■ **REQUIREMENTS**
Copy everything in the data below exactly except the pictures.

■ **RECORDS SUPPLIED**

────────────────────

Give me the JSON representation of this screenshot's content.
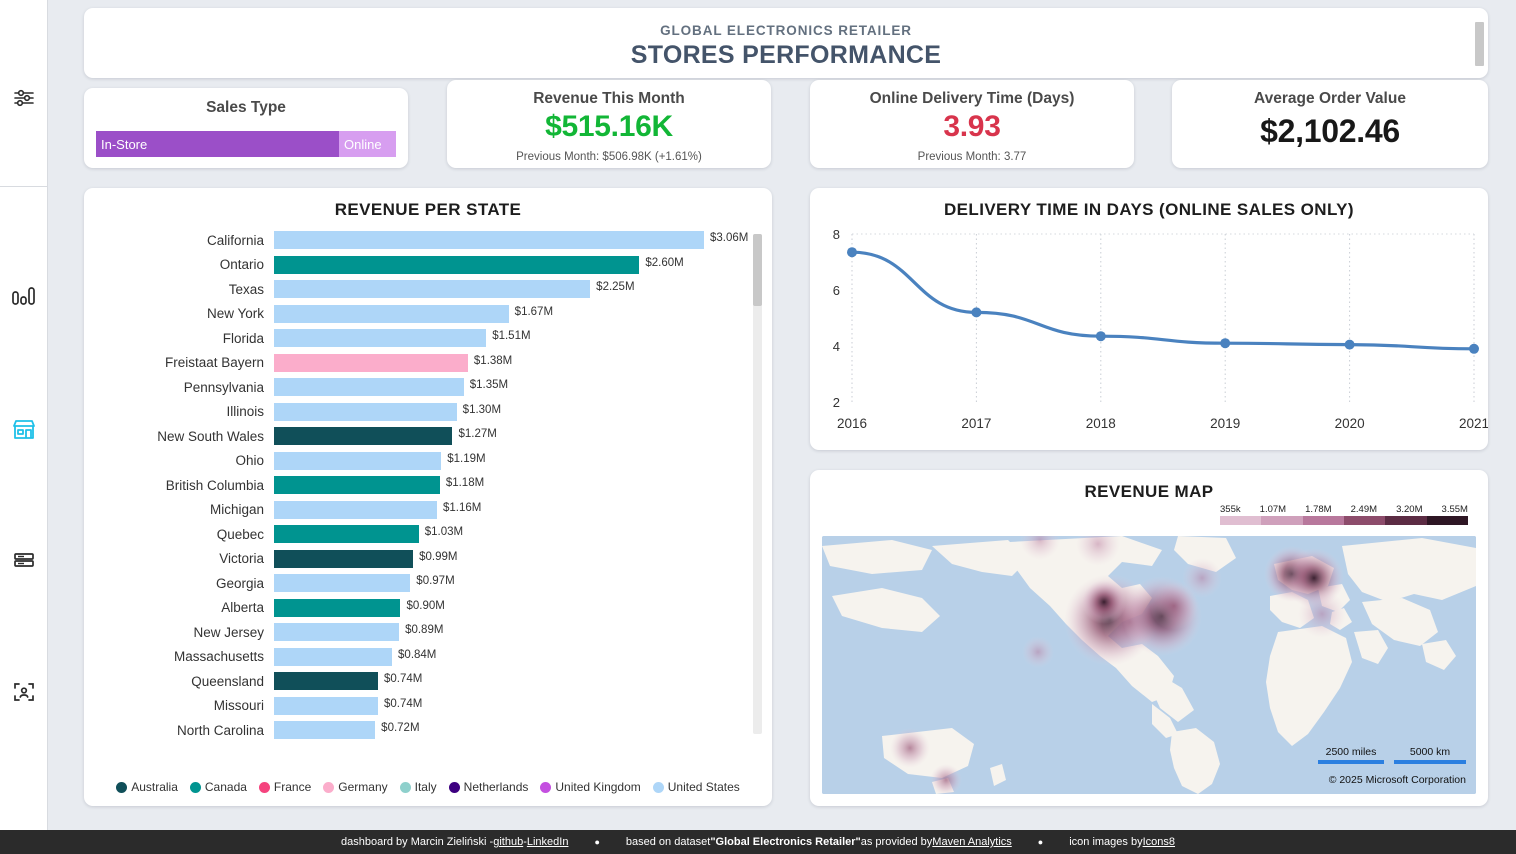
{
  "sidebar": {
    "items": [
      {
        "name": "filters-icon",
        "label": "Filters",
        "active": false
      },
      {
        "name": "bar-chart-icon",
        "label": "Overview",
        "active": false
      },
      {
        "name": "store-icon",
        "label": "Stores Performance",
        "active": true
      },
      {
        "name": "database-icon",
        "label": "Data",
        "active": false
      },
      {
        "name": "customer-scan-icon",
        "label": "Customers",
        "active": false
      }
    ]
  },
  "header": {
    "subtitle": "GLOBAL ELECTRONICS RETAILER",
    "title": "STORES PERFORMANCE"
  },
  "slicer": {
    "title": "Sales Type",
    "options": [
      {
        "label": "In-Store",
        "share": 81,
        "color": "#9b4fc8",
        "selected": true
      },
      {
        "label": "Online",
        "share": 19,
        "color": "#d79ef0",
        "selected": false
      }
    ]
  },
  "kpis": [
    {
      "name": "revenue-this-month",
      "title": "Revenue This Month",
      "value": "$515.16K",
      "value_color": "#12b636",
      "subtitle": "Previous Month: $506.98K (+1.61%)"
    },
    {
      "name": "online-delivery-time",
      "title": "Online Delivery Time (Days)",
      "value": "3.93",
      "value_color": "#d8344c",
      "subtitle": "Previous Month: 3.77"
    },
    {
      "name": "average-order-value",
      "title": "Average Order Value",
      "value": "$2,102.46",
      "value_color": "#181818",
      "subtitle": ""
    }
  ],
  "revenue_per_state": {
    "title": "REVENUE PER STATE",
    "legend": [
      {
        "label": "Australia",
        "color": "#104f59"
      },
      {
        "label": "Canada",
        "color": "#009490"
      },
      {
        "label": "France",
        "color": "#f5437e"
      },
      {
        "label": "Germany",
        "color": "#fbadcb"
      },
      {
        "label": "Italy",
        "color": "#8ed0cc"
      },
      {
        "label": "Netherlands",
        "color": "#3d0080"
      },
      {
        "label": "United Kingdom",
        "color": "#c44fe0"
      },
      {
        "label": "United States",
        "color": "#aed6f8"
      }
    ]
  },
  "delivery_chart": {
    "title": "DELIVERY TIME IN DAYS (ONLINE SALES ONLY)"
  },
  "revenue_map": {
    "title": "REVENUE MAP",
    "legend_labels": [
      "355k",
      "1.07M",
      "1.78M",
      "2.49M",
      "3.20M",
      "3.55M"
    ],
    "legend_colors": [
      "#e0bed1",
      "#cfa0bb",
      "#b8789c",
      "#8d4c6b",
      "#5c2c44",
      "#2e1624"
    ],
    "scale_miles": "2500 miles",
    "scale_km": "5000 km",
    "credit": "© 2025 Microsoft Corporation"
  },
  "footer": {
    "author_prefix": "dashboard by Marcin Zieliński - ",
    "github": "github",
    "sep1": " - ",
    "linkedin": "LinkedIn",
    "dot": "●",
    "dataset_prefix": "based on dataset ",
    "dataset_name": "\"Global Electronics Retailer\"",
    "dataset_mid": " as provided by ",
    "dataset_source": "Maven Analytics",
    "icons_prefix": "icon images by ",
    "icons_source": "Icons8"
  },
  "chart_data": [
    {
      "type": "bar",
      "orientation": "horizontal",
      "title": "REVENUE PER STATE",
      "xlabel": "",
      "ylabel": "",
      "value_format": "$#.##M",
      "xlim": [
        0,
        3.06
      ],
      "categories": [
        "California",
        "Ontario",
        "Texas",
        "New York",
        "Florida",
        "Freistaat Bayern",
        "Pennsylvania",
        "Illinois",
        "New South Wales",
        "Ohio",
        "British Columbia",
        "Michigan",
        "Quebec",
        "Victoria",
        "Georgia",
        "Alberta",
        "New Jersey",
        "Massachusetts",
        "Queensland",
        "Missouri",
        "North Carolina"
      ],
      "values": [
        3.06,
        2.6,
        2.25,
        1.67,
        1.51,
        1.38,
        1.35,
        1.3,
        1.27,
        1.19,
        1.18,
        1.16,
        1.03,
        0.99,
        0.97,
        0.9,
        0.89,
        0.84,
        0.74,
        0.74,
        0.72
      ],
      "labels": [
        "$3.06M",
        "$2.60M",
        "$2.25M",
        "$1.67M",
        "$1.51M",
        "$1.38M",
        "$1.35M",
        "$1.30M",
        "$1.27M",
        "$1.19M",
        "$1.18M",
        "$1.16M",
        "$1.03M",
        "$0.99M",
        "$0.97M",
        "$0.90M",
        "$0.89M",
        "$0.84M",
        "$0.74M",
        "$0.74M",
        "$0.72M"
      ],
      "countries": [
        "United States",
        "Canada",
        "United States",
        "United States",
        "United States",
        "Germany",
        "United States",
        "United States",
        "Australia",
        "United States",
        "Canada",
        "United States",
        "Canada",
        "Australia",
        "United States",
        "Canada",
        "United States",
        "United States",
        "Australia",
        "United States",
        "United States"
      ],
      "colors": [
        "#aed6f8",
        "#009490",
        "#aed6f8",
        "#aed6f8",
        "#aed6f8",
        "#fbadcb",
        "#aed6f8",
        "#aed6f8",
        "#104f59",
        "#aed6f8",
        "#009490",
        "#aed6f8",
        "#009490",
        "#104f59",
        "#aed6f8",
        "#009490",
        "#aed6f8",
        "#aed6f8",
        "#104f59",
        "#aed6f8",
        "#aed6f8"
      ],
      "legend": [
        "Australia",
        "Canada",
        "France",
        "Germany",
        "Italy",
        "Netherlands",
        "United Kingdom",
        "United States"
      ],
      "legend_position": "bottom",
      "grid": false
    },
    {
      "type": "line",
      "title": "DELIVERY TIME IN DAYS (ONLINE SALES ONLY)",
      "xlabel": "",
      "ylabel": "",
      "x": [
        "2016",
        "2017",
        "2018",
        "2019",
        "2020",
        "2021"
      ],
      "values": [
        7.35,
        5.2,
        4.35,
        4.1,
        4.05,
        3.9
      ],
      "ylim": [
        2,
        8
      ],
      "yticks": [
        2,
        4,
        6,
        8
      ],
      "grid": true,
      "line_color": "#4a82bf",
      "marker": "circle",
      "legend_position": "none"
    },
    {
      "type": "heatmap",
      "title": "REVENUE MAP",
      "subtype": "geo-density",
      "legend_labels": [
        "355k",
        "1.07M",
        "1.78M",
        "2.49M",
        "3.20M",
        "3.55M"
      ],
      "legend_position": "top-right",
      "hotspots": [
        {
          "region": "United States West",
          "intensity": 0.75
        },
        {
          "region": "United States East",
          "intensity": 0.95
        },
        {
          "region": "Canada Ontario",
          "intensity": 0.7
        },
        {
          "region": "United Kingdom",
          "intensity": 1.0
        },
        {
          "region": "Germany",
          "intensity": 1.0
        },
        {
          "region": "Italy",
          "intensity": 0.5
        },
        {
          "region": "Australia",
          "intensity": 0.45
        }
      ]
    }
  ]
}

────────────────────

■ **THE COMPLETED TASK**
Give me the JSON representation of this screenshot's content.
{
  "sidebar": {
    "items": [
      {
        "name": "filters-icon",
        "label": "Filters",
        "active": false
      },
      {
        "name": "bar-chart-icon",
        "label": "Overview",
        "active": false
      },
      {
        "name": "store-icon",
        "label": "Stores Performance",
        "active": true
      },
      {
        "name": "database-icon",
        "label": "Data",
        "active": false
      },
      {
        "name": "customer-scan-icon",
        "label": "Customers",
        "active": false
      }
    ]
  },
  "header": {
    "subtitle": "GLOBAL ELECTRONICS RETAILER",
    "title": "STORES PERFORMANCE"
  },
  "slicer": {
    "title": "Sales Type",
    "options": [
      {
        "label": "In-Store",
        "share": 81,
        "color": "#9b4fc8",
        "selected": true
      },
      {
        "label": "Online",
        "share": 19,
        "color": "#d79ef0",
        "selected": false
      }
    ]
  },
  "kpis": [
    {
      "name": "revenue-this-month",
      "title": "Revenue This Month",
      "value": "$515.16K",
      "value_color": "#12b636",
      "subtitle": "Previous Month: $506.98K (+1.61%)"
    },
    {
      "name": "online-delivery-time",
      "title": "Online Delivery Time (Days)",
      "value": "3.93",
      "value_color": "#d8344c",
      "subtitle": "Previous Month: 3.77"
    },
    {
      "name": "average-order-value",
      "title": "Average Order Value",
      "value": "$2,102.46",
      "value_color": "#181818",
      "subtitle": ""
    }
  ],
  "revenue_per_state": {
    "title": "REVENUE PER STATE",
    "legend": [
      {
        "label": "Australia",
        "color": "#104f59"
      },
      {
        "label": "Canada",
        "color": "#009490"
      },
      {
        "label": "France",
        "color": "#f5437e"
      },
      {
        "label": "Germany",
        "color": "#fbadcb"
      },
      {
        "label": "Italy",
        "color": "#8ed0cc"
      },
      {
        "label": "Netherlands",
        "color": "#3d0080"
      },
      {
        "label": "United Kingdom",
        "color": "#c44fe0"
      },
      {
        "label": "United States",
        "color": "#aed6f8"
      }
    ]
  },
  "delivery_chart": {
    "title": "DELIVERY TIME IN DAYS (ONLINE SALES ONLY)"
  },
  "revenue_map": {
    "title": "REVENUE MAP",
    "legend_labels": [
      "355k",
      "1.07M",
      "1.78M",
      "2.49M",
      "3.20M",
      "3.55M"
    ],
    "legend_colors": [
      "#e0bed1",
      "#cfa0bb",
      "#b8789c",
      "#8d4c6b",
      "#5c2c44",
      "#2e1624"
    ],
    "scale_miles": "2500 miles",
    "scale_km": "5000 km",
    "credit": "© 2025 Microsoft Corporation"
  },
  "footer": {
    "author_prefix": "dashboard by Marcin Zieliński - ",
    "github": "github",
    "sep1": " - ",
    "linkedin": "LinkedIn",
    "dot": "●",
    "dataset_prefix": "based on dataset ",
    "dataset_name": "\"Global Electronics Retailer\"",
    "dataset_mid": " as provided by ",
    "dataset_source": "Maven Analytics",
    "icons_prefix": "icon images by ",
    "icons_source": "Icons8"
  },
  "chart_data": [
    {
      "type": "bar",
      "orientation": "horizontal",
      "title": "REVENUE PER STATE",
      "xlabel": "",
      "ylabel": "",
      "value_format": "$#.##M",
      "xlim": [
        0,
        3.06
      ],
      "categories": [
        "California",
        "Ontario",
        "Texas",
        "New York",
        "Florida",
        "Freistaat Bayern",
        "Pennsylvania",
        "Illinois",
        "New South Wales",
        "Ohio",
        "British Columbia",
        "Michigan",
        "Quebec",
        "Victoria",
        "Georgia",
        "Alberta",
        "New Jersey",
        "Massachusetts",
        "Queensland",
        "Missouri",
        "North Carolina"
      ],
      "values": [
        3.06,
        2.6,
        2.25,
        1.67,
        1.51,
        1.38,
        1.35,
        1.3,
        1.27,
        1.19,
        1.18,
        1.16,
        1.03,
        0.99,
        0.97,
        0.9,
        0.89,
        0.84,
        0.74,
        0.74,
        0.72
      ],
      "labels": [
        "$3.06M",
        "$2.60M",
        "$2.25M",
        "$1.67M",
        "$1.51M",
        "$1.38M",
        "$1.35M",
        "$1.30M",
        "$1.27M",
        "$1.19M",
        "$1.18M",
        "$1.16M",
        "$1.03M",
        "$0.99M",
        "$0.97M",
        "$0.90M",
        "$0.89M",
        "$0.84M",
        "$0.74M",
        "$0.74M",
        "$0.72M"
      ],
      "countries": [
        "United States",
        "Canada",
        "United States",
        "United States",
        "United States",
        "Germany",
        "United States",
        "United States",
        "Australia",
        "United States",
        "Canada",
        "United States",
        "Canada",
        "Australia",
        "United States",
        "Canada",
        "United States",
        "United States",
        "Australia",
        "United States",
        "United States"
      ],
      "colors": [
        "#aed6f8",
        "#009490",
        "#aed6f8",
        "#aed6f8",
        "#aed6f8",
        "#fbadcb",
        "#aed6f8",
        "#aed6f8",
        "#104f59",
        "#aed6f8",
        "#009490",
        "#aed6f8",
        "#009490",
        "#104f59",
        "#aed6f8",
        "#009490",
        "#aed6f8",
        "#aed6f8",
        "#104f59",
        "#aed6f8",
        "#aed6f8"
      ],
      "legend": [
        "Australia",
        "Canada",
        "France",
        "Germany",
        "Italy",
        "Netherlands",
        "United Kingdom",
        "United States"
      ],
      "legend_position": "bottom",
      "grid": false
    },
    {
      "type": "line",
      "title": "DELIVERY TIME IN DAYS (ONLINE SALES ONLY)",
      "xlabel": "",
      "ylabel": "",
      "x": [
        "2016",
        "2017",
        "2018",
        "2019",
        "2020",
        "2021"
      ],
      "values": [
        7.35,
        5.2,
        4.35,
        4.1,
        4.05,
        3.9
      ],
      "ylim": [
        2,
        8
      ],
      "yticks": [
        2,
        4,
        6,
        8
      ],
      "grid": true,
      "line_color": "#4a82bf",
      "marker": "circle",
      "legend_position": "none"
    },
    {
      "type": "heatmap",
      "title": "REVENUE MAP",
      "subtype": "geo-density",
      "legend_labels": [
        "355k",
        "1.07M",
        "1.78M",
        "2.49M",
        "3.20M",
        "3.55M"
      ],
      "legend_position": "top-right",
      "hotspots": [
        {
          "region": "United States West",
          "intensity": 0.75
        },
        {
          "region": "United States East",
          "intensity": 0.95
        },
        {
          "region": "Canada Ontario",
          "intensity": 0.7
        },
        {
          "region": "United Kingdom",
          "intensity": 1.0
        },
        {
          "region": "Germany",
          "intensity": 1.0
        },
        {
          "region": "Italy",
          "intensity": 0.5
        },
        {
          "region": "Australia",
          "intensity": 0.45
        }
      ]
    }
  ]
}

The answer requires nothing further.